TASK TO COMPLETE. Take every line from the material that has the word "name" in it.

MATERIAL SUPPLIED.
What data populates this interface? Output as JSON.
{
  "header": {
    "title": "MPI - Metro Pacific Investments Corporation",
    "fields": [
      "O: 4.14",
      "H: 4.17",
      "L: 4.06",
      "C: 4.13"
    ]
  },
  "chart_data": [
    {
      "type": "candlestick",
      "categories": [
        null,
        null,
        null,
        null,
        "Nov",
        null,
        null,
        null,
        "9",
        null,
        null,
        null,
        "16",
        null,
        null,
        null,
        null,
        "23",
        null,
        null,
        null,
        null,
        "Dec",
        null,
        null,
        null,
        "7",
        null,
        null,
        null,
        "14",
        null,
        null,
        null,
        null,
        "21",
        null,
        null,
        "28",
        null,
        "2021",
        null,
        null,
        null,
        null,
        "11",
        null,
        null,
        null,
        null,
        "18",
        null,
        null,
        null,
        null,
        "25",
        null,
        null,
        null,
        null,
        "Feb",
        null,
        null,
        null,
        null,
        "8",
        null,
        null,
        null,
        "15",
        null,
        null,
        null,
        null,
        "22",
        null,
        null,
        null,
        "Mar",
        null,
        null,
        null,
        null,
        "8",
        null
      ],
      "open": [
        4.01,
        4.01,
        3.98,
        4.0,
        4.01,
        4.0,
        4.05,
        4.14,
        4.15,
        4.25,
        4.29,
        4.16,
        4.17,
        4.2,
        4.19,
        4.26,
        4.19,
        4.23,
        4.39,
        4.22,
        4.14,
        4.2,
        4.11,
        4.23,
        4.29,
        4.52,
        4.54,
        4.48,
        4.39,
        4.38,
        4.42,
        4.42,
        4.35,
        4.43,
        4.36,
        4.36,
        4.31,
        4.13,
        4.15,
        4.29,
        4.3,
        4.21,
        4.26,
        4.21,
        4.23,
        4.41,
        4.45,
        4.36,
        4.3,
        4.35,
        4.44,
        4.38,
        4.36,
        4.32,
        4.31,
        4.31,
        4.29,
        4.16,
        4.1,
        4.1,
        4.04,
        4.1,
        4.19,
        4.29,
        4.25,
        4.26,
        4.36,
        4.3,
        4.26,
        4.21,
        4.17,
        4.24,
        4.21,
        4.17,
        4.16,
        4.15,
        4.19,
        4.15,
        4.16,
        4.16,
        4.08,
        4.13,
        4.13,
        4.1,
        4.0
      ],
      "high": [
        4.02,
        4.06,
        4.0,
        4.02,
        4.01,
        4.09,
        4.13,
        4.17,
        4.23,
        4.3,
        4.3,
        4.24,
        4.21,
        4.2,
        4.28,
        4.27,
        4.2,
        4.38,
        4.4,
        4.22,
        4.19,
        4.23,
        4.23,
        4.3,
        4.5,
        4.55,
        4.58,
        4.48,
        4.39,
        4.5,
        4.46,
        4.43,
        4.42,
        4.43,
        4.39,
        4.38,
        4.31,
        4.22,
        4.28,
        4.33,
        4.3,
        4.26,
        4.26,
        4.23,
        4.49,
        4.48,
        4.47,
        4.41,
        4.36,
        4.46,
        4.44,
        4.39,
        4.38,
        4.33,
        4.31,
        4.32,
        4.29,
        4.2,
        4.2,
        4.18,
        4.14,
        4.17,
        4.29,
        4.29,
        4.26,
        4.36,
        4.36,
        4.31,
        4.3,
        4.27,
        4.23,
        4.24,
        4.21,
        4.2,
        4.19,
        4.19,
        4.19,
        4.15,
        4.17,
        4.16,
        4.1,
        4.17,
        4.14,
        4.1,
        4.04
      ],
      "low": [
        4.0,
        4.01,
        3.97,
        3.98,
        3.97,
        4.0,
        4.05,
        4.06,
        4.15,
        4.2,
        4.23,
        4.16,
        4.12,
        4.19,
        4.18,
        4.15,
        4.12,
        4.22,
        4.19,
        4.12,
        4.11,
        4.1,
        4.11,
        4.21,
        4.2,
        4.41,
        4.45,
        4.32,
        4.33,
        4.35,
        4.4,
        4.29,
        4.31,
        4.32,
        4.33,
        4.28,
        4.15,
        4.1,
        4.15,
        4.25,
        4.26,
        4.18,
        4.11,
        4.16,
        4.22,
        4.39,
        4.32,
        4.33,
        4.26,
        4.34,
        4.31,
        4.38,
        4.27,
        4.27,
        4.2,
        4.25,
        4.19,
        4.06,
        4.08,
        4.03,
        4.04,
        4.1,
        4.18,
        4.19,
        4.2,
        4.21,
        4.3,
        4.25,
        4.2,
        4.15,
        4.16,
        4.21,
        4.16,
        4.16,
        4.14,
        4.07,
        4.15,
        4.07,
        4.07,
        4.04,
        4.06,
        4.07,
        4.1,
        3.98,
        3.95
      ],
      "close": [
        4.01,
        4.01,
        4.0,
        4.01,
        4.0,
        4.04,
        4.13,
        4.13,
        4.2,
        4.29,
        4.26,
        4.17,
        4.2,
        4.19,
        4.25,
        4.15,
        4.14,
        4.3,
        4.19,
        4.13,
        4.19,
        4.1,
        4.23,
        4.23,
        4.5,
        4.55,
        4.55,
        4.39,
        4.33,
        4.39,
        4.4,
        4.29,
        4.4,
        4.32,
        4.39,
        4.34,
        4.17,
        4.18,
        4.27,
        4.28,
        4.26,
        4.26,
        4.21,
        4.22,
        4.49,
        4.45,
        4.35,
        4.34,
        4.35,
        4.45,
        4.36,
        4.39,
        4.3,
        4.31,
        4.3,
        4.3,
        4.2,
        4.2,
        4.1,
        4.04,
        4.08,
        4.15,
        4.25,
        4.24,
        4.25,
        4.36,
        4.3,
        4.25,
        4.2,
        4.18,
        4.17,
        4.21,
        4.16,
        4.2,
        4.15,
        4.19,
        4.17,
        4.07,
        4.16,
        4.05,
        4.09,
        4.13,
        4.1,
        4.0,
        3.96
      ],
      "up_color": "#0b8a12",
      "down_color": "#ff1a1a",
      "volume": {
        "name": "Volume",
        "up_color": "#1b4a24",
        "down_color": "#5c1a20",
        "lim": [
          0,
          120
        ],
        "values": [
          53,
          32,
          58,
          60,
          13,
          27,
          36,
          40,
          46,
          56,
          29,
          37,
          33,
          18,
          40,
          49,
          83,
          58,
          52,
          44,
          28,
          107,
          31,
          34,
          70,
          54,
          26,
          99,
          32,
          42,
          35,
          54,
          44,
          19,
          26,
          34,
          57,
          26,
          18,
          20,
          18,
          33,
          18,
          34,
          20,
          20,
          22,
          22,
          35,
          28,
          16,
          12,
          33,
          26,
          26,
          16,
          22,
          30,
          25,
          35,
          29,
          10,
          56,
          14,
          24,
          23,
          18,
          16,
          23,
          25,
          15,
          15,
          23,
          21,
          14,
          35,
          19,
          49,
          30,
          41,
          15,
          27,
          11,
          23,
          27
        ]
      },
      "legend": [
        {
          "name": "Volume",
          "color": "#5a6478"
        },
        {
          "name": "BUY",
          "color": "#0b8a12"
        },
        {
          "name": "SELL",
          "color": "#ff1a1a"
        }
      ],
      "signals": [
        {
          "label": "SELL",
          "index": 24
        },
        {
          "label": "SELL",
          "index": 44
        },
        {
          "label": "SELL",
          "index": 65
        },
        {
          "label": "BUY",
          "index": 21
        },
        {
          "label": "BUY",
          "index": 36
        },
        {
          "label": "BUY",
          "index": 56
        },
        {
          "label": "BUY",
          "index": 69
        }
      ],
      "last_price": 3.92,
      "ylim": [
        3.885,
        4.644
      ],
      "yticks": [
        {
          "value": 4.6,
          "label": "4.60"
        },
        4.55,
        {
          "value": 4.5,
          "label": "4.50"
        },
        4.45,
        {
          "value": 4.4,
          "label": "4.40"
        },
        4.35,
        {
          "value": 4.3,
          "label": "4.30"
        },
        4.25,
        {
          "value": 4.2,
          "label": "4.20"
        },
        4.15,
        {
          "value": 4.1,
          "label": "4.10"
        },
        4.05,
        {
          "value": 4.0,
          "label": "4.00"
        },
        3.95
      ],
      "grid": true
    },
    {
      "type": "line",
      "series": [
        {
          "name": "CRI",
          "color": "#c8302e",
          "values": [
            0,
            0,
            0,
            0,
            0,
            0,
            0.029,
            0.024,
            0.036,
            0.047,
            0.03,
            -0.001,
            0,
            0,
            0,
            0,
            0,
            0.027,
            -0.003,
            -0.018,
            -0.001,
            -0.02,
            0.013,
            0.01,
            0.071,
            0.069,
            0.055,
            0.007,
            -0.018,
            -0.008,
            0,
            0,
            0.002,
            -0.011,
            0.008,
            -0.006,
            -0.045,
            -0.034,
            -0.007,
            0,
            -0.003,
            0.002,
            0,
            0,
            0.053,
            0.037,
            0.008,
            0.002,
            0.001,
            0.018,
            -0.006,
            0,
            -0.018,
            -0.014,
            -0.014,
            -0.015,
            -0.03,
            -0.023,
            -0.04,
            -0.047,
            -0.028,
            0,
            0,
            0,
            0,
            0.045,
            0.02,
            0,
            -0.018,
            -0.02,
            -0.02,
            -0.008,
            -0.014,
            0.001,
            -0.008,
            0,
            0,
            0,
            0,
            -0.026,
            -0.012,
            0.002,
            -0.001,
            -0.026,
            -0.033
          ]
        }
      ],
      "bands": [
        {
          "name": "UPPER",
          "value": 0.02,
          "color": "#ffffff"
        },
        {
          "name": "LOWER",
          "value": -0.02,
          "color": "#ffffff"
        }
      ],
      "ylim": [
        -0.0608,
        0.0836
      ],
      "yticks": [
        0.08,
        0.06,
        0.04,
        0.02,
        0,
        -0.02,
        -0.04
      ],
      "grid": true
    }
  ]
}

TASK ANSWER.
        "name": "Volume",
          "name": "Volume",
          "name": "BUY",
          "name": "SELL",
          "name": "CRI",
          "name": "UPPER",
          "name": "LOWER",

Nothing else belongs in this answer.